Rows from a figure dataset

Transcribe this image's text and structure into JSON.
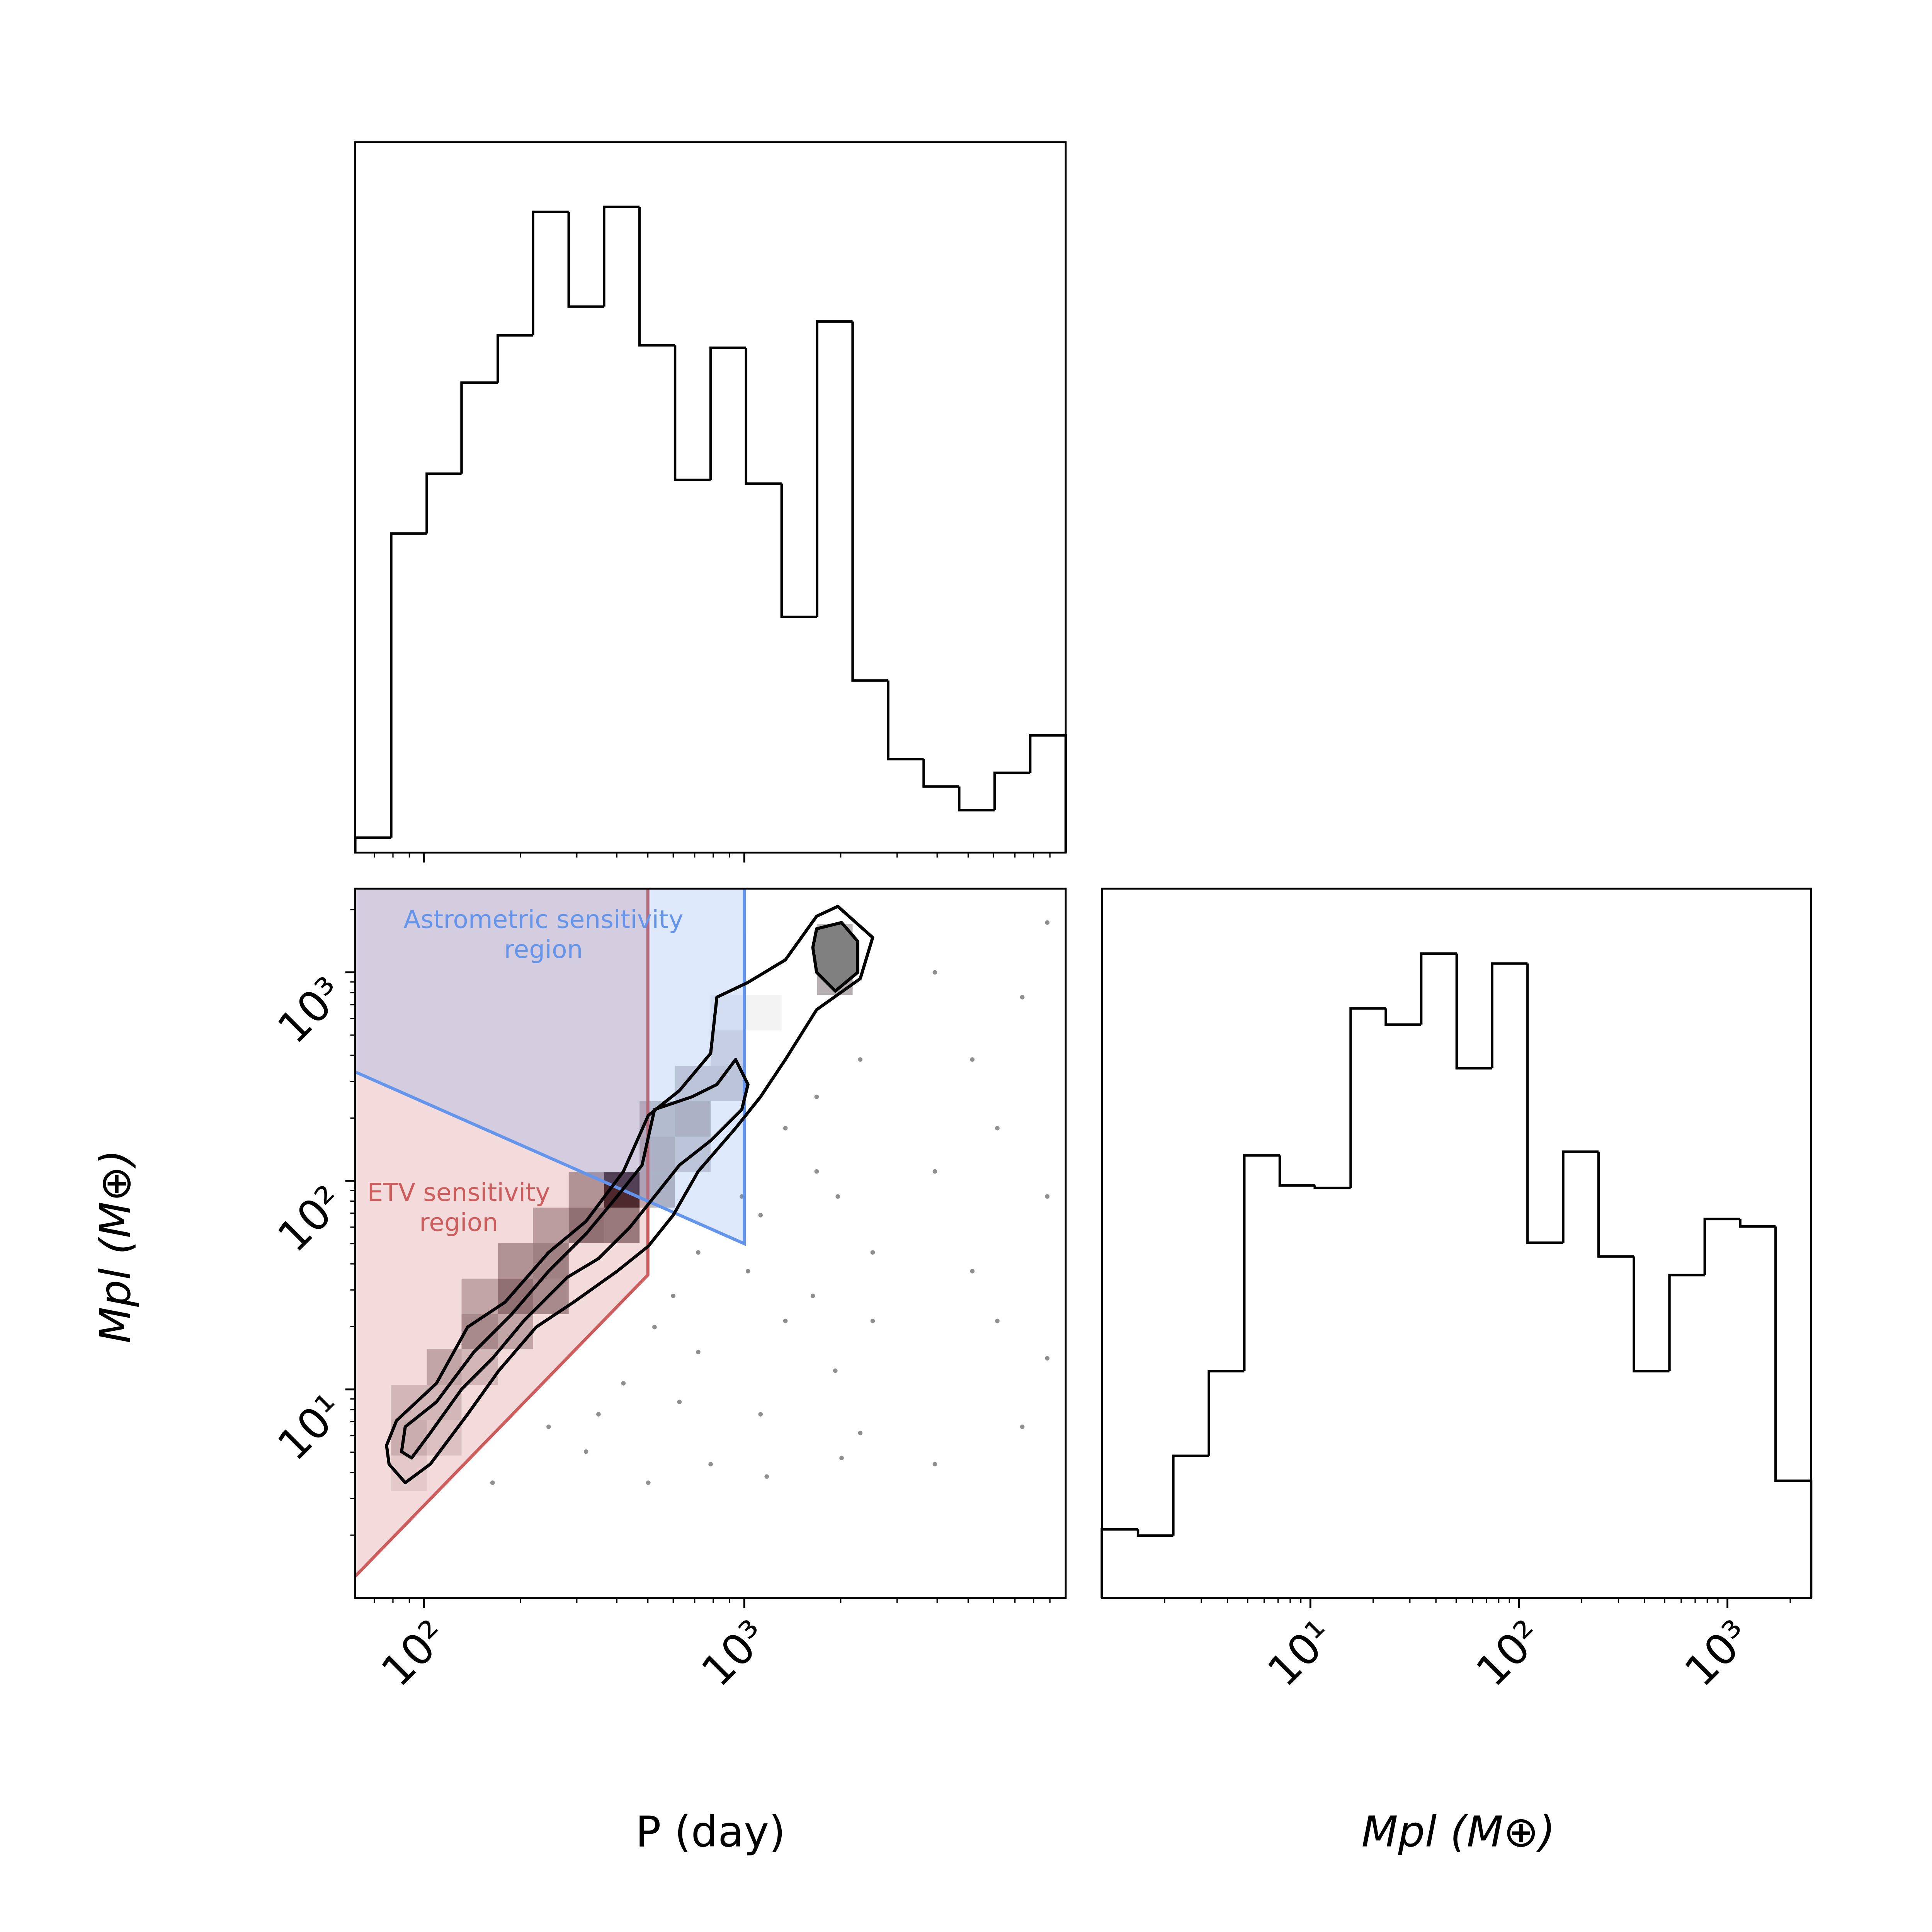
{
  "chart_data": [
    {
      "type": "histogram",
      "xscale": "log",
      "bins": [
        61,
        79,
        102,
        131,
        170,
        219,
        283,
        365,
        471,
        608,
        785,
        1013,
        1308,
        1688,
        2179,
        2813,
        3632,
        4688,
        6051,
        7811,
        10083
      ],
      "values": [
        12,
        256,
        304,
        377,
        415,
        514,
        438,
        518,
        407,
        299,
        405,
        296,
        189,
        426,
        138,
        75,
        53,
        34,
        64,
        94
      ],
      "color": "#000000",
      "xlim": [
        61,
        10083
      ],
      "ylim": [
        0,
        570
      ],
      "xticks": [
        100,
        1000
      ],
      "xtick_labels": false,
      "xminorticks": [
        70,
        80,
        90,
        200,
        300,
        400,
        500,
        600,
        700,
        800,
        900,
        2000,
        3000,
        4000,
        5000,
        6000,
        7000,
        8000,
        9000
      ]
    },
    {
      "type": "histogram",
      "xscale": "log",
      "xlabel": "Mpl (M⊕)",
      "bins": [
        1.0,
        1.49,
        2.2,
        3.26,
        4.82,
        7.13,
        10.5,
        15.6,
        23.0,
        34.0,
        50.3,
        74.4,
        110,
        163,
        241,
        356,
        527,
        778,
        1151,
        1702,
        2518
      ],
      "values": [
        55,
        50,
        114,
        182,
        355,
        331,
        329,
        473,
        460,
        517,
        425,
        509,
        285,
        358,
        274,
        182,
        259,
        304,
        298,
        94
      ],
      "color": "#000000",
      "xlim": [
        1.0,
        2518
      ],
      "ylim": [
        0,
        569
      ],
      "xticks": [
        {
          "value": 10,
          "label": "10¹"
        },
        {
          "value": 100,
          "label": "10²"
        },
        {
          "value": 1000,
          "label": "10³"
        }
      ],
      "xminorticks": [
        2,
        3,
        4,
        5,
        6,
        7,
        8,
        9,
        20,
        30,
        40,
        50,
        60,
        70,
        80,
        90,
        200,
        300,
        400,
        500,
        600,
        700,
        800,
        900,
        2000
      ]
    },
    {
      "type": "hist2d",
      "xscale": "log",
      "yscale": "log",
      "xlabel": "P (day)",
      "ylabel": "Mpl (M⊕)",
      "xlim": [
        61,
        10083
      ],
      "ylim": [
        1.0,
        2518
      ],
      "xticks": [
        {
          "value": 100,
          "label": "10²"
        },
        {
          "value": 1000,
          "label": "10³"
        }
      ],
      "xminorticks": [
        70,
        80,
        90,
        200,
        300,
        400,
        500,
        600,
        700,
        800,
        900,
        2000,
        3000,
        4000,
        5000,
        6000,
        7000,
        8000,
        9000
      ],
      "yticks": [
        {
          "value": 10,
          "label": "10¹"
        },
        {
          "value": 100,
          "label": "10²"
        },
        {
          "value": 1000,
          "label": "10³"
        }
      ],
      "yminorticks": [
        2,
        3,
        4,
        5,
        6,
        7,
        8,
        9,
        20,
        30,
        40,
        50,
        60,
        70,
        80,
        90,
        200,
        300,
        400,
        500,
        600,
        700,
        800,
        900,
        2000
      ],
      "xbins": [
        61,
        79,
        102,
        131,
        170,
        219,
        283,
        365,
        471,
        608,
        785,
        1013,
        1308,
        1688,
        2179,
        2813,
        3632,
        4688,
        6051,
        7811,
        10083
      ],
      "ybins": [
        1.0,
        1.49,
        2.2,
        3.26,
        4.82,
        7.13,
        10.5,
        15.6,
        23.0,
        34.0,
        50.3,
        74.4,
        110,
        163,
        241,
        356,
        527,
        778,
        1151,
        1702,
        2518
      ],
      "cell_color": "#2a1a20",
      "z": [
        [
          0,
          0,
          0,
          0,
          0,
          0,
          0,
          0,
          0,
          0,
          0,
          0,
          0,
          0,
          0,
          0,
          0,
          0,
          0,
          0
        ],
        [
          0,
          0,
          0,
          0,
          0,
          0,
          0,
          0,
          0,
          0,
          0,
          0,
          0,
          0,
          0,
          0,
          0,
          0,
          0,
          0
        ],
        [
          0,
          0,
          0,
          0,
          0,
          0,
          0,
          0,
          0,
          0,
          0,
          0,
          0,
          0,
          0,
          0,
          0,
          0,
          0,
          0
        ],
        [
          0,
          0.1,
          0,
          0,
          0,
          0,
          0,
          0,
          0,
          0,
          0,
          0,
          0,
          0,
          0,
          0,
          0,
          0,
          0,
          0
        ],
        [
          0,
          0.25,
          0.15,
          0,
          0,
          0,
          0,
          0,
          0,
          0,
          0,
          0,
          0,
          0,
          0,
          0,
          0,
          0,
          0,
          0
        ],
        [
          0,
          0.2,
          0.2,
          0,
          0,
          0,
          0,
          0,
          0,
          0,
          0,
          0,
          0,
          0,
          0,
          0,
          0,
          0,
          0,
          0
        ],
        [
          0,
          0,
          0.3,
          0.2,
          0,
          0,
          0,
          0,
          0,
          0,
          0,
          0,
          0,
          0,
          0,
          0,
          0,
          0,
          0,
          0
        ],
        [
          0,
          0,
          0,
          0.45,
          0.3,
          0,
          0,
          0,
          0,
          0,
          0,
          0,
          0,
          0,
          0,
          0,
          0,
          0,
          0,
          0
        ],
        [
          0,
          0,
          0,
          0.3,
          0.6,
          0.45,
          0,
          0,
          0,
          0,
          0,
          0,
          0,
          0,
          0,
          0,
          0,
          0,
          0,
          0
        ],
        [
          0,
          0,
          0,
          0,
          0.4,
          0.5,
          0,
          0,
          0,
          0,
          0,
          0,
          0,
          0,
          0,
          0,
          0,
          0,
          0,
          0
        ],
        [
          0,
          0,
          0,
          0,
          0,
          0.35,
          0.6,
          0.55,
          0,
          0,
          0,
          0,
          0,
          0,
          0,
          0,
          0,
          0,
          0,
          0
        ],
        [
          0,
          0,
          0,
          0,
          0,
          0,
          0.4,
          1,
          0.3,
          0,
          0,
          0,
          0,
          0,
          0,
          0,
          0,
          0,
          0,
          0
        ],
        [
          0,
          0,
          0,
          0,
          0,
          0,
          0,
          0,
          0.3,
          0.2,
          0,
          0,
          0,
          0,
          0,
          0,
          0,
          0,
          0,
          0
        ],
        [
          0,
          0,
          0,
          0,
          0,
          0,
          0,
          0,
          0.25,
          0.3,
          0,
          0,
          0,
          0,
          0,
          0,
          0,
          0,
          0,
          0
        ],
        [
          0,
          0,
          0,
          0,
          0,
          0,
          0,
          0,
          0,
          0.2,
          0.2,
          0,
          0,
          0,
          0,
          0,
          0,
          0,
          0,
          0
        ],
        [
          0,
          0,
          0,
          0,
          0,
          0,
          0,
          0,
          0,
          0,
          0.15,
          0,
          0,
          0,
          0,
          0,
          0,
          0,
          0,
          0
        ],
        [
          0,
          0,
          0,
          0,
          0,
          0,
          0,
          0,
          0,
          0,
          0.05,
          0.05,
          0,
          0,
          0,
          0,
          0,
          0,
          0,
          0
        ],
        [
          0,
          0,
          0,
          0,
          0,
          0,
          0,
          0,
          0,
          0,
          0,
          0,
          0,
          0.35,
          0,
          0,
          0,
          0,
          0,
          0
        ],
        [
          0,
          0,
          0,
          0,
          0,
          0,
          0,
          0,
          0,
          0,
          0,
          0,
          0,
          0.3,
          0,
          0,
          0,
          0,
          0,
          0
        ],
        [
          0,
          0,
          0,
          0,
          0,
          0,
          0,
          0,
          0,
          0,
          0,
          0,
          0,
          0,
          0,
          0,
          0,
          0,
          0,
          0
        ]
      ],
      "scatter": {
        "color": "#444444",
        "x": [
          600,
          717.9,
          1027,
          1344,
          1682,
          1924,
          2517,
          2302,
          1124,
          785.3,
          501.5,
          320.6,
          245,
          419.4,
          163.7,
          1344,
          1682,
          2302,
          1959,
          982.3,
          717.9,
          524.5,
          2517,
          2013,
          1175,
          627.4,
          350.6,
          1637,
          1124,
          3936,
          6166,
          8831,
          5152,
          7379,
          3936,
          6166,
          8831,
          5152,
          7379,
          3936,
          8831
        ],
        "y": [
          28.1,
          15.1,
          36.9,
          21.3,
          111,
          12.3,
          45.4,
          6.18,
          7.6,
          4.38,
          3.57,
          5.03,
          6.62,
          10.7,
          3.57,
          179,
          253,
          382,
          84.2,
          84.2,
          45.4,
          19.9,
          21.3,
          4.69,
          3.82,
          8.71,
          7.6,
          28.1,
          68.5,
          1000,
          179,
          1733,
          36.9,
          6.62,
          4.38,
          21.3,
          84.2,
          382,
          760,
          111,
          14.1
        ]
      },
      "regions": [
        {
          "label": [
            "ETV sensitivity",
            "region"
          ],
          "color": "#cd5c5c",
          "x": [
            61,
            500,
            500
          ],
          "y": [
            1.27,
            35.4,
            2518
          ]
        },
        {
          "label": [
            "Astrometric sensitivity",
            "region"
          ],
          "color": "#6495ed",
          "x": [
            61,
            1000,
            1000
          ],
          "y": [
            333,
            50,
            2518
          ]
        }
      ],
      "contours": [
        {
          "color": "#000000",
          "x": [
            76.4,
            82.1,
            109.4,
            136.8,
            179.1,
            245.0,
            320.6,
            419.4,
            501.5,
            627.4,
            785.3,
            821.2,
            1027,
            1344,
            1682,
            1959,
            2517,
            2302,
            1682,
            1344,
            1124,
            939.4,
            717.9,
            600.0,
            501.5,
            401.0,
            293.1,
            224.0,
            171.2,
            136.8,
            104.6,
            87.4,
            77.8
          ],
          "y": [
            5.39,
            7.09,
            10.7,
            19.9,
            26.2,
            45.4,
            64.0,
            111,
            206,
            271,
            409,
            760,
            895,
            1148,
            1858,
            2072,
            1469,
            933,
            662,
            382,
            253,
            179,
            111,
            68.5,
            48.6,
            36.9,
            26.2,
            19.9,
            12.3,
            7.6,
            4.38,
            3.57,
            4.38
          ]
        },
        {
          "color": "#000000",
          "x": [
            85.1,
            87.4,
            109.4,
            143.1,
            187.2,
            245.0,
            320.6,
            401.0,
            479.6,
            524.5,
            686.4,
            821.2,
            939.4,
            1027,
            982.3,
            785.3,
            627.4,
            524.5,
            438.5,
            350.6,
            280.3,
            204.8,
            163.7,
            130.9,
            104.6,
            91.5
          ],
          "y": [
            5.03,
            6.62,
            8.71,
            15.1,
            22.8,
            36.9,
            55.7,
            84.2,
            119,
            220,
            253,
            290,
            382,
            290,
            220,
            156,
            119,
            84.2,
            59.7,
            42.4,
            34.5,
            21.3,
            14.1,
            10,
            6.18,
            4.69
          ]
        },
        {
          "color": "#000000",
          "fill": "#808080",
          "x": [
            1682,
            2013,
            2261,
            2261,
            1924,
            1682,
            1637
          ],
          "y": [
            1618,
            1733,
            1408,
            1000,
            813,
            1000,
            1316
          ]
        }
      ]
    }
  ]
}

> _GIVEN PROBLEM_
From the entries above, copy each line holding "sensitivity".

> _ANSWER_
            "ETV sensitivity",
            "Astrometric sensitivity",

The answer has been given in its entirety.